WORK REQUIRED> Without skipping anything, write out each record below exactly.

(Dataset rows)
===============
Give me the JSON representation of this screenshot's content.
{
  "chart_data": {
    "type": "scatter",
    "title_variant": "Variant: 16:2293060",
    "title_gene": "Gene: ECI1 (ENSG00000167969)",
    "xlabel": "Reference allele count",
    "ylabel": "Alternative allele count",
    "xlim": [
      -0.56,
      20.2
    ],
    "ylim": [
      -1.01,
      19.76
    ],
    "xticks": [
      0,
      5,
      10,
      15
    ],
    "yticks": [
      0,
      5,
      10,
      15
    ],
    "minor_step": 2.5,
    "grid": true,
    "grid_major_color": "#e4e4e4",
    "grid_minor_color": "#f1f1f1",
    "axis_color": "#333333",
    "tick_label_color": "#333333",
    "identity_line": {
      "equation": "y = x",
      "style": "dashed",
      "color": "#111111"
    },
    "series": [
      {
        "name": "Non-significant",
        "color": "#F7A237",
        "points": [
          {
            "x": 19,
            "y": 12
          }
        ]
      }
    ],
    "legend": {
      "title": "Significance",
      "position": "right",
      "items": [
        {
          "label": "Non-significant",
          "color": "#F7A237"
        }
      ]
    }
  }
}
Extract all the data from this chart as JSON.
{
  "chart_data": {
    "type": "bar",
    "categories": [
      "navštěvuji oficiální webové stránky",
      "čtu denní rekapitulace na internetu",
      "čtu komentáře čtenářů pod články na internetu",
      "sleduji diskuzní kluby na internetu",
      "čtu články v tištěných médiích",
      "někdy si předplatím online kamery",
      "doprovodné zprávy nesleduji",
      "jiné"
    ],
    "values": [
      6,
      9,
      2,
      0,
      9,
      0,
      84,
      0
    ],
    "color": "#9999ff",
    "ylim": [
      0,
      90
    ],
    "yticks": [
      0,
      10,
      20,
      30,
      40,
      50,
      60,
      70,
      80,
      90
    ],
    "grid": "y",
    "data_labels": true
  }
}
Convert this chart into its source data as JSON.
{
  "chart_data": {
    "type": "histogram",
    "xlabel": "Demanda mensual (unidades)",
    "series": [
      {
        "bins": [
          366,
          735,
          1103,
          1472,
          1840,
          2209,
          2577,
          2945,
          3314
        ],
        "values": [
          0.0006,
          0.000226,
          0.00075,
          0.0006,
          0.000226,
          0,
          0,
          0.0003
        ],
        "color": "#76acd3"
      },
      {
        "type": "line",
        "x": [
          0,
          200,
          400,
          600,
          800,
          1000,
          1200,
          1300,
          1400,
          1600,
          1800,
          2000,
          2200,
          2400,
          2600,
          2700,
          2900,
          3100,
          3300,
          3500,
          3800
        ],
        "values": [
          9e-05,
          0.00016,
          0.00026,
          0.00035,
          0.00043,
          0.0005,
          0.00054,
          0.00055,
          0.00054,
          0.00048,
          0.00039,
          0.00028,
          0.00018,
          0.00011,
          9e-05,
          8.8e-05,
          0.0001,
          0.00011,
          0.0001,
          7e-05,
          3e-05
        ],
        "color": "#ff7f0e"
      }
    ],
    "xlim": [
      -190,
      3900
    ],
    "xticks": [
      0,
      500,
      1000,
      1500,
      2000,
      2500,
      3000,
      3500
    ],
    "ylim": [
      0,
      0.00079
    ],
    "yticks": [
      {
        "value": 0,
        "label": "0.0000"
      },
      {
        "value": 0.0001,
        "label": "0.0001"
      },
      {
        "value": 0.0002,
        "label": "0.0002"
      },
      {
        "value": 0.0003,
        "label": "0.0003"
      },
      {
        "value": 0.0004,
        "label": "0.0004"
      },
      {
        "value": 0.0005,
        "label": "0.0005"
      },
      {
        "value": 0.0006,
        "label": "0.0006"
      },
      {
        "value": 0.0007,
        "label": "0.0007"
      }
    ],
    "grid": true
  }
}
===============
EXERCISE ANSWER>
Give me the JSON representation of this screenshot's content.
{
  "chart_data": {
    "type": "scatter",
    "title_variant": "Variant: 16:2293060",
    "title_gene": "Gene: ECI1 (ENSG00000167969)",
    "xlabel": "Reference allele count",
    "ylabel": "Alternative allele count",
    "xlim": [
      -0.56,
      20.2
    ],
    "ylim": [
      -1.01,
      19.76
    ],
    "xticks": [
      0,
      5,
      10,
      15
    ],
    "yticks": [
      0,
      5,
      10,
      15
    ],
    "minor_step": 2.5,
    "grid": true,
    "grid_major_color": "#e4e4e4",
    "grid_minor_color": "#f1f1f1",
    "axis_color": "#333333",
    "tick_label_color": "#333333",
    "identity_line": {
      "equation": "y = x",
      "style": "dashed",
      "color": "#111111"
    },
    "series": [
      {
        "name": "Non-significant",
        "color": "#F7A237",
        "points": [
          {
            "x": 19,
            "y": 12
          }
        ]
      }
    ],
    "legend": {
      "title": "Significance",
      "position": "right",
      "items": [
        {
          "label": "Non-significant",
          "color": "#F7A237"
        }
      ]
    }
  }
}
Extract all the data from this chart as JSON.
{
  "chart_data": {
    "type": "bar",
    "categories": [
      "navštěvuji oficiální webové stránky",
      "čtu denní rekapitulace na internetu",
      "čtu komentáře čtenářů pod články na internetu",
      "sleduji diskuzní kluby na internetu",
      "čtu články v tištěných médiích",
      "někdy si předplatím online kamery",
      "doprovodné zprávy nesleduji",
      "jiné"
    ],
    "values": [
      6,
      9,
      2,
      0,
      9,
      0,
      84,
      0
    ],
    "color": "#9999ff",
    "ylim": [
      0,
      90
    ],
    "yticks": [
      0,
      10,
      20,
      30,
      40,
      50,
      60,
      70,
      80,
      90
    ],
    "grid": "y",
    "data_labels": true
  }
}
Convert this chart into its source data as JSON.
{
  "chart_data": {
    "type": "histogram",
    "xlabel": "Demanda mensual (unidades)",
    "series": [
      {
        "bins": [
          366,
          735,
          1103,
          1472,
          1840,
          2209,
          2577,
          2945,
          3314
        ],
        "values": [
          0.0006,
          0.000226,
          0.00075,
          0.0006,
          0.000226,
          0,
          0,
          0.0003
        ],
        "color": "#76acd3"
      },
      {
        "type": "line",
        "x": [
          0,
          200,
          400,
          600,
          800,
          1000,
          1200,
          1300,
          1400,
          1600,
          1800,
          2000,
          2200,
          2400,
          2600,
          2700,
          2900,
          3100,
          3300,
          3500,
          3800
        ],
        "values": [
          9e-05,
          0.00016,
          0.00026,
          0.00035,
          0.00043,
          0.0005,
          0.00054,
          0.00055,
          0.00054,
          0.00048,
          0.00039,
          0.00028,
          0.00018,
          0.00011,
          9e-05,
          8.8e-05,
          0.0001,
          0.00011,
          0.0001,
          7e-05,
          3e-05
        ],
        "color": "#ff7f0e"
      }
    ],
    "xlim": [
      -190,
      3900
    ],
    "xticks": [
      0,
      500,
      1000,
      1500,
      2000,
      2500,
      3000,
      3500
    ],
    "ylim": [
      0,
      0.00079
    ],
    "yticks": [
      {
        "value": 0,
        "label": "0.0000"
      },
      {
        "value": 0.0001,
        "label": "0.0001"
      },
      {
        "value": 0.0002,
        "label": "0.0002"
      },
      {
        "value": 0.0003,
        "label": "0.0003"
      },
      {
        "value": 0.0004,
        "label": "0.0004"
      },
      {
        "value": 0.0005,
        "label": "0.0005"
      },
      {
        "value": 0.0006,
        "label": "0.0006"
      },
      {
        "value": 0.0007,
        "label": "0.0007"
      }
    ],
    "grid": true
  }
}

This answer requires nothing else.